Data rows

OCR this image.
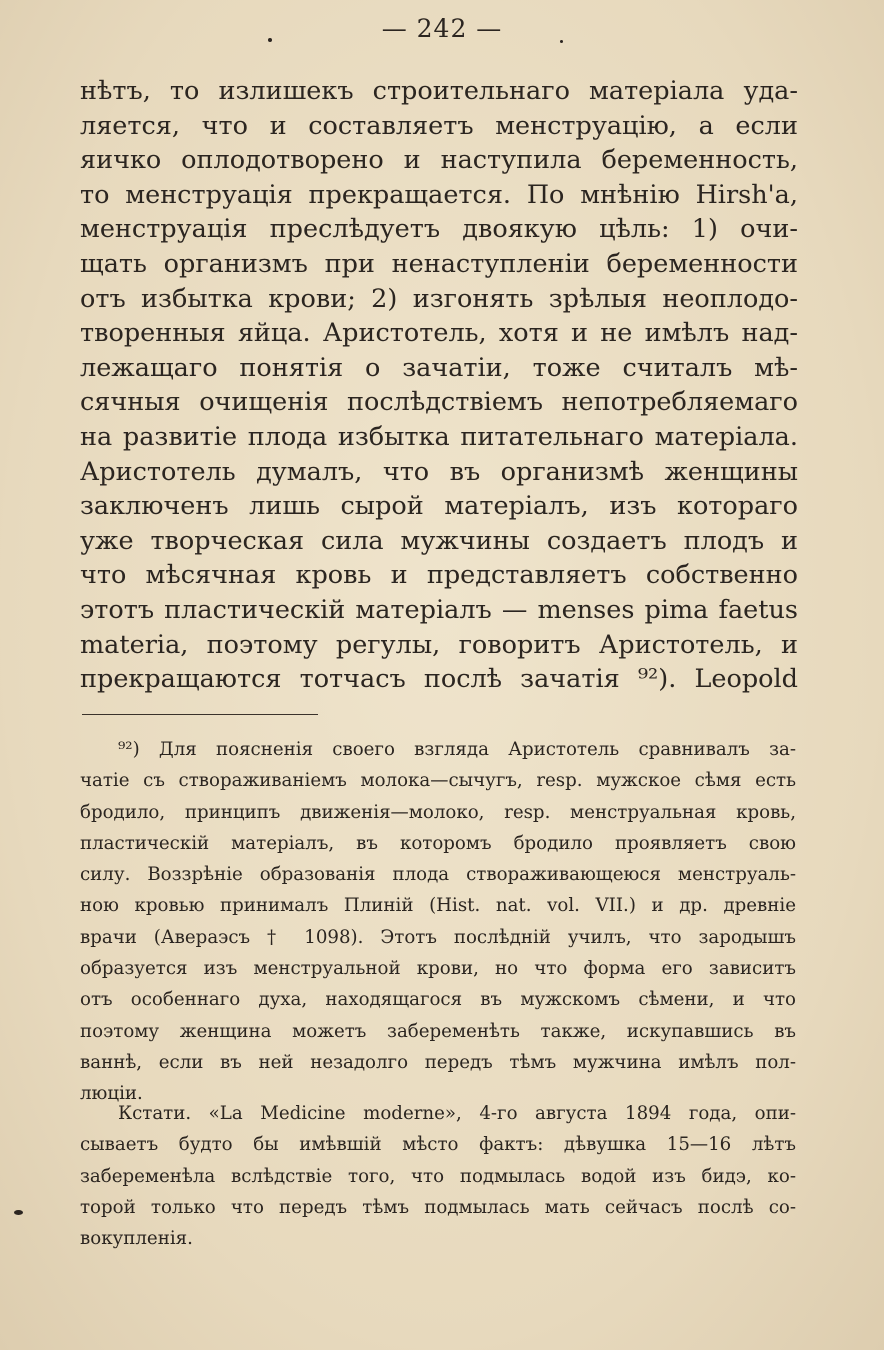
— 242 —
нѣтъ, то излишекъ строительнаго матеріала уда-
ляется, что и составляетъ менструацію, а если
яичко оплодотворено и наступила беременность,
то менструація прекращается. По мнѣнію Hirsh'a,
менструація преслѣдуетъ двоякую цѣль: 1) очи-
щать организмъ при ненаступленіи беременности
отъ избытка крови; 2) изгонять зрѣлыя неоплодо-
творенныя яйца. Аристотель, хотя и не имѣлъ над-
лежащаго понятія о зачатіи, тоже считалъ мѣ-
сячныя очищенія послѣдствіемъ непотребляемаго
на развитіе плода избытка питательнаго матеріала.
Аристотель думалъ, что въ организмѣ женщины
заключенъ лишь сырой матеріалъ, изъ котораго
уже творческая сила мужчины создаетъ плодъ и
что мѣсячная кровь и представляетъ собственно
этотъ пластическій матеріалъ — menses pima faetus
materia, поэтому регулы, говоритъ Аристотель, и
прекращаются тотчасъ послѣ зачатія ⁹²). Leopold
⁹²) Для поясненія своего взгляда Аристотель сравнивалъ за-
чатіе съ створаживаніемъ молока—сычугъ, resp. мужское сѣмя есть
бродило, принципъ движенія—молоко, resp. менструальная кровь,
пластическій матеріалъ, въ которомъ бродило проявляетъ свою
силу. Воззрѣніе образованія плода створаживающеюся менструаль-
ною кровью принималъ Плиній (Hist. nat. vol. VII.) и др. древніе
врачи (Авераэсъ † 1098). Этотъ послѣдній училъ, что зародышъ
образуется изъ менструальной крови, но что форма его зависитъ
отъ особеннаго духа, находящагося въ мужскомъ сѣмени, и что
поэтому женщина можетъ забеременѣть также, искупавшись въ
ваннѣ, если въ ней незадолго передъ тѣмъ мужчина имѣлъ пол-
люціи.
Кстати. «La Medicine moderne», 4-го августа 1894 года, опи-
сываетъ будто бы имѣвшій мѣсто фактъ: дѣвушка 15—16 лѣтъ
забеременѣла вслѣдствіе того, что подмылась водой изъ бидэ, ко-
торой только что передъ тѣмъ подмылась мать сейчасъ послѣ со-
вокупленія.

==

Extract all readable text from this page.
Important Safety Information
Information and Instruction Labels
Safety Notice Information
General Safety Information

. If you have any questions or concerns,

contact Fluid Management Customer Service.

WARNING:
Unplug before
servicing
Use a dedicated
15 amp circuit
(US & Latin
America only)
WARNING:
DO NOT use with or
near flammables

...

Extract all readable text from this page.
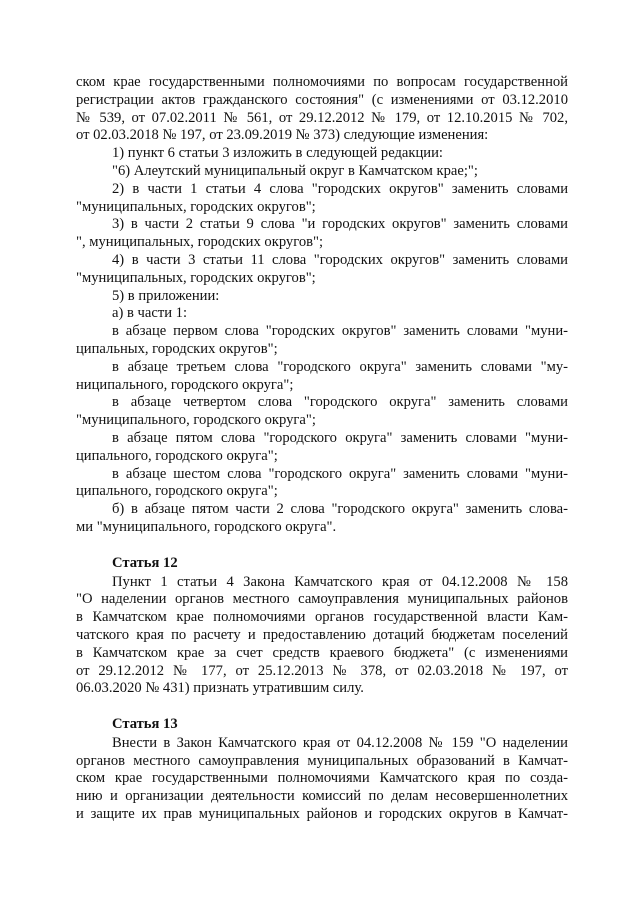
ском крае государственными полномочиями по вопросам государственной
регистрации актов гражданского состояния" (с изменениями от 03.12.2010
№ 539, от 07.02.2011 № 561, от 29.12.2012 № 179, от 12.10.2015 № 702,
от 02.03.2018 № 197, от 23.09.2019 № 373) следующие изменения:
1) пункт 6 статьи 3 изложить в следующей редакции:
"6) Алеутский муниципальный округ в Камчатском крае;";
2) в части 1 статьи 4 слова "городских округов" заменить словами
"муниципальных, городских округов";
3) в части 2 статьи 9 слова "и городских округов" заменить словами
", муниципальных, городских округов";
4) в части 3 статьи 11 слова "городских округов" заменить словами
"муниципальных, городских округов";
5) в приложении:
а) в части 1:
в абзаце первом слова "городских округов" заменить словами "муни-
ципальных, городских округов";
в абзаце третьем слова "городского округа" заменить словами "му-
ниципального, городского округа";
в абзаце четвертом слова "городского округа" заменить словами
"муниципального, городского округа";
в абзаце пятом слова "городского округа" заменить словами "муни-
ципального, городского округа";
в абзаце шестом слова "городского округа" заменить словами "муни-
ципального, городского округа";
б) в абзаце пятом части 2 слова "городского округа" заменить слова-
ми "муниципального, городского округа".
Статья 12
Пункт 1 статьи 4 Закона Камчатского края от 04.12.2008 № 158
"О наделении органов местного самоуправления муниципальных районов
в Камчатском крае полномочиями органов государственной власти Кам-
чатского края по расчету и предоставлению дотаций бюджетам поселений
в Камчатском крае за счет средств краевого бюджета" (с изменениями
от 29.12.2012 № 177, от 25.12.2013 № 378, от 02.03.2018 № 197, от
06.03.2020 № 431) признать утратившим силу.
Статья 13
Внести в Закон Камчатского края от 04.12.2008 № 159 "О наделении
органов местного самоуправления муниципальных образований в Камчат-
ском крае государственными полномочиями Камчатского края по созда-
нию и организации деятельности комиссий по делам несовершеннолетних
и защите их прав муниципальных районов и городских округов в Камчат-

To be done
Return every line in the listing that contains the word "крови".

Written response
отъ избытка крови; 2) изгонять зрѣлыя неоплодо-
образуется изъ менструальной крови, но что форма его зависитъ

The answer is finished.